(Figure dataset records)
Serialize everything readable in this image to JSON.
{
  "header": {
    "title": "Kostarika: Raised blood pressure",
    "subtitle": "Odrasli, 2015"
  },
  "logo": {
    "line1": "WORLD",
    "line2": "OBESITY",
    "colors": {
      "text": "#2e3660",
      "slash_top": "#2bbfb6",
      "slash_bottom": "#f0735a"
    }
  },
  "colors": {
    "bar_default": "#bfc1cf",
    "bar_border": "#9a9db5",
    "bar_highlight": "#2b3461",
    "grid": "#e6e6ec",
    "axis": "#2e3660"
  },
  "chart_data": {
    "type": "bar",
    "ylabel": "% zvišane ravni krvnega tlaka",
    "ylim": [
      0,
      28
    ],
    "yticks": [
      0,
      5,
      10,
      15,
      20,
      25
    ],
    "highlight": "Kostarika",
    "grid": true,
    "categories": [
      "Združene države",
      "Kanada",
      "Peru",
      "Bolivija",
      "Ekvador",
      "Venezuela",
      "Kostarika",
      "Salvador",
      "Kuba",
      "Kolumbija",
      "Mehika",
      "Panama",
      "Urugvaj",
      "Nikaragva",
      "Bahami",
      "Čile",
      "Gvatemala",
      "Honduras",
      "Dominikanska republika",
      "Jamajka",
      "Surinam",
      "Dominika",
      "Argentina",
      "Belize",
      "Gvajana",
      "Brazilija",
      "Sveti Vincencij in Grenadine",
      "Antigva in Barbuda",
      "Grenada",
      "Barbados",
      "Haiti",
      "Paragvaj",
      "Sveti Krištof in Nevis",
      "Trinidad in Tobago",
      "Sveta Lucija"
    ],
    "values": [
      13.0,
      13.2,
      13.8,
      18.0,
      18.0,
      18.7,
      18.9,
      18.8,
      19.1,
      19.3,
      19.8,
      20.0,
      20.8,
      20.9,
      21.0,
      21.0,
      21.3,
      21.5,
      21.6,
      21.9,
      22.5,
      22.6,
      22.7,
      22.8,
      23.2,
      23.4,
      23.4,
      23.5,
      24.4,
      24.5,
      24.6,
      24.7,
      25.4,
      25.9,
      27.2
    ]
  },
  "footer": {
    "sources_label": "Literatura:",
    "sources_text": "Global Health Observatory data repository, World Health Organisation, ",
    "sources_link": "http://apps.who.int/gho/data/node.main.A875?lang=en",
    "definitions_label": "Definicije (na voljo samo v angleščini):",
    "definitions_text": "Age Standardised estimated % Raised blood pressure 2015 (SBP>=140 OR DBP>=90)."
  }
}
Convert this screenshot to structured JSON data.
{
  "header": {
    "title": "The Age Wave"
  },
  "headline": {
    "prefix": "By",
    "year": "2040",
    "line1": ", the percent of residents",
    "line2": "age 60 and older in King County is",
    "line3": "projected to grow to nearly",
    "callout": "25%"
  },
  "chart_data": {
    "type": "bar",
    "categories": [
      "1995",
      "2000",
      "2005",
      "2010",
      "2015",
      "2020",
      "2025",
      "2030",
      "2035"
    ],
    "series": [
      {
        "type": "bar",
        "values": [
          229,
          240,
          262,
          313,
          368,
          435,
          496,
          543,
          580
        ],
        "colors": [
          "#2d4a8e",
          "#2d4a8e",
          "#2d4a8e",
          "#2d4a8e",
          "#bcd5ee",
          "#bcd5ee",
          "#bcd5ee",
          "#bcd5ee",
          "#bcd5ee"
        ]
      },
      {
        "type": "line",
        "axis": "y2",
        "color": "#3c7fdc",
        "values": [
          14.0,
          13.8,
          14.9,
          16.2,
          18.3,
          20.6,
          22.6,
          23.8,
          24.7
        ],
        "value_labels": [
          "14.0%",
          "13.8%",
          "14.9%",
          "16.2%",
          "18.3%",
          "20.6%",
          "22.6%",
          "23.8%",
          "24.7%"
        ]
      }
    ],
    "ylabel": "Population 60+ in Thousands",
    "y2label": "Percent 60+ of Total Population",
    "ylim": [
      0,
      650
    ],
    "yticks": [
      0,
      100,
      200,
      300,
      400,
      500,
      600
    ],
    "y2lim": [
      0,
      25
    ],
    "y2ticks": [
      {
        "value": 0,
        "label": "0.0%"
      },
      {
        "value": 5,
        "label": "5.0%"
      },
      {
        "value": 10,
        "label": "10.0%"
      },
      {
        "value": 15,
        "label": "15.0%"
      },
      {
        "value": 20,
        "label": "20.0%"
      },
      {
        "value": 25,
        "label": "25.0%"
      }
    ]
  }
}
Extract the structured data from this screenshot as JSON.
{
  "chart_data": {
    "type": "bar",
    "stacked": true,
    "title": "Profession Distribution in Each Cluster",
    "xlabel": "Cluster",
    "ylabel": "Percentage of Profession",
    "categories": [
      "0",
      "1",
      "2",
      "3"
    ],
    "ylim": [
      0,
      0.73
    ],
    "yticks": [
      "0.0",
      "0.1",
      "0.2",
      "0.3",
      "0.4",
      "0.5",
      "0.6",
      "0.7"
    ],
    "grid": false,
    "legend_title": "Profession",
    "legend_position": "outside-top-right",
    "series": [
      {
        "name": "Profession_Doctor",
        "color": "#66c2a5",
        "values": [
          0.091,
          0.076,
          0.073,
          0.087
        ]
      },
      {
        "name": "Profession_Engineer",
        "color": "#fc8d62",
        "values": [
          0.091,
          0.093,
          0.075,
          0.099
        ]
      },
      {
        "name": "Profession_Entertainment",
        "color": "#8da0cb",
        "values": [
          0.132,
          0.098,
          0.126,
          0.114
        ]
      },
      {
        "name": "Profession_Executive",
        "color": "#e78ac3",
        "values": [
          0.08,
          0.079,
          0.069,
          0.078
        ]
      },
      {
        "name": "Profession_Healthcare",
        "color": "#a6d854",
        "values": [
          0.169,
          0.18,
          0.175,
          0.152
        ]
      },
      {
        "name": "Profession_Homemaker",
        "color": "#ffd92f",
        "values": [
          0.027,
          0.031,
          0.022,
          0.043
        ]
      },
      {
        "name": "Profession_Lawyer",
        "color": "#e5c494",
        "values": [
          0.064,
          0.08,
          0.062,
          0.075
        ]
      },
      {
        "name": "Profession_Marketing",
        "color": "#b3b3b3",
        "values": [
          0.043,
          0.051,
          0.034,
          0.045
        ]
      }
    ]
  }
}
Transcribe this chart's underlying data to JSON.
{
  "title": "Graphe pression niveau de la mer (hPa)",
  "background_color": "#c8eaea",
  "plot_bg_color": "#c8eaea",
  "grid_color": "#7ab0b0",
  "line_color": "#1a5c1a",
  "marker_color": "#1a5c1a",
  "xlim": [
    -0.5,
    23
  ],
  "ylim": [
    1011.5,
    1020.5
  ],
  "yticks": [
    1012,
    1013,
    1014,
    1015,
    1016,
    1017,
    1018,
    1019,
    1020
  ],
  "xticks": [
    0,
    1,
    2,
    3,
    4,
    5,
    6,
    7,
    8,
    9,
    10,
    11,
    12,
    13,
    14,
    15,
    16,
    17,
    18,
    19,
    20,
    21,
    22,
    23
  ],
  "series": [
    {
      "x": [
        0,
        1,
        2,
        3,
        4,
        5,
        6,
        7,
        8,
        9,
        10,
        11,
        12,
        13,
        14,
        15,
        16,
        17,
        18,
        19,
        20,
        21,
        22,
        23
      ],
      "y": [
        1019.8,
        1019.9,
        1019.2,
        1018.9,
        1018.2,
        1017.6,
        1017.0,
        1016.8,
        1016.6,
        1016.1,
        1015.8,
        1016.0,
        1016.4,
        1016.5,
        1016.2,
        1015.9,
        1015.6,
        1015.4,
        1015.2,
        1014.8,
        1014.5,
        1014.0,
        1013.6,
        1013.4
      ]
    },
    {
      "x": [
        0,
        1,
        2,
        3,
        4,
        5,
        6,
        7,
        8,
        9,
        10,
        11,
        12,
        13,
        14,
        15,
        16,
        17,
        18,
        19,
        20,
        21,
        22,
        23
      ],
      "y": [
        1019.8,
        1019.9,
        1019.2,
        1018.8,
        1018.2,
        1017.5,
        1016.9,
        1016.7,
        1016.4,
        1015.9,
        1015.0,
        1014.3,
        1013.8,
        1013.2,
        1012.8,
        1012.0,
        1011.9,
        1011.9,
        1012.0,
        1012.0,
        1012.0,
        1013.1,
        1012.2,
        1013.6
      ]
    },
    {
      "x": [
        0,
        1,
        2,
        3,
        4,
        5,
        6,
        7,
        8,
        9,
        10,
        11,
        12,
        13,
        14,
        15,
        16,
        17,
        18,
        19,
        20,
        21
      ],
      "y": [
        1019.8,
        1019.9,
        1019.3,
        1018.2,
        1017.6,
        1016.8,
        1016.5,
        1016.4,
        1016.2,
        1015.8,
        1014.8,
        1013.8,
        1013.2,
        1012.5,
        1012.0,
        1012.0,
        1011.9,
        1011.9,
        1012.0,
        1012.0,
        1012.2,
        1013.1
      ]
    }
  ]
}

*Aim of the exercise:* Search the listing for the word "Population" and return each line that holds it.

*Answer to the exercise:*
    "ylabel": "Population 60+ in Thousands",
    "y2label": "Percent 60+ of Total Population",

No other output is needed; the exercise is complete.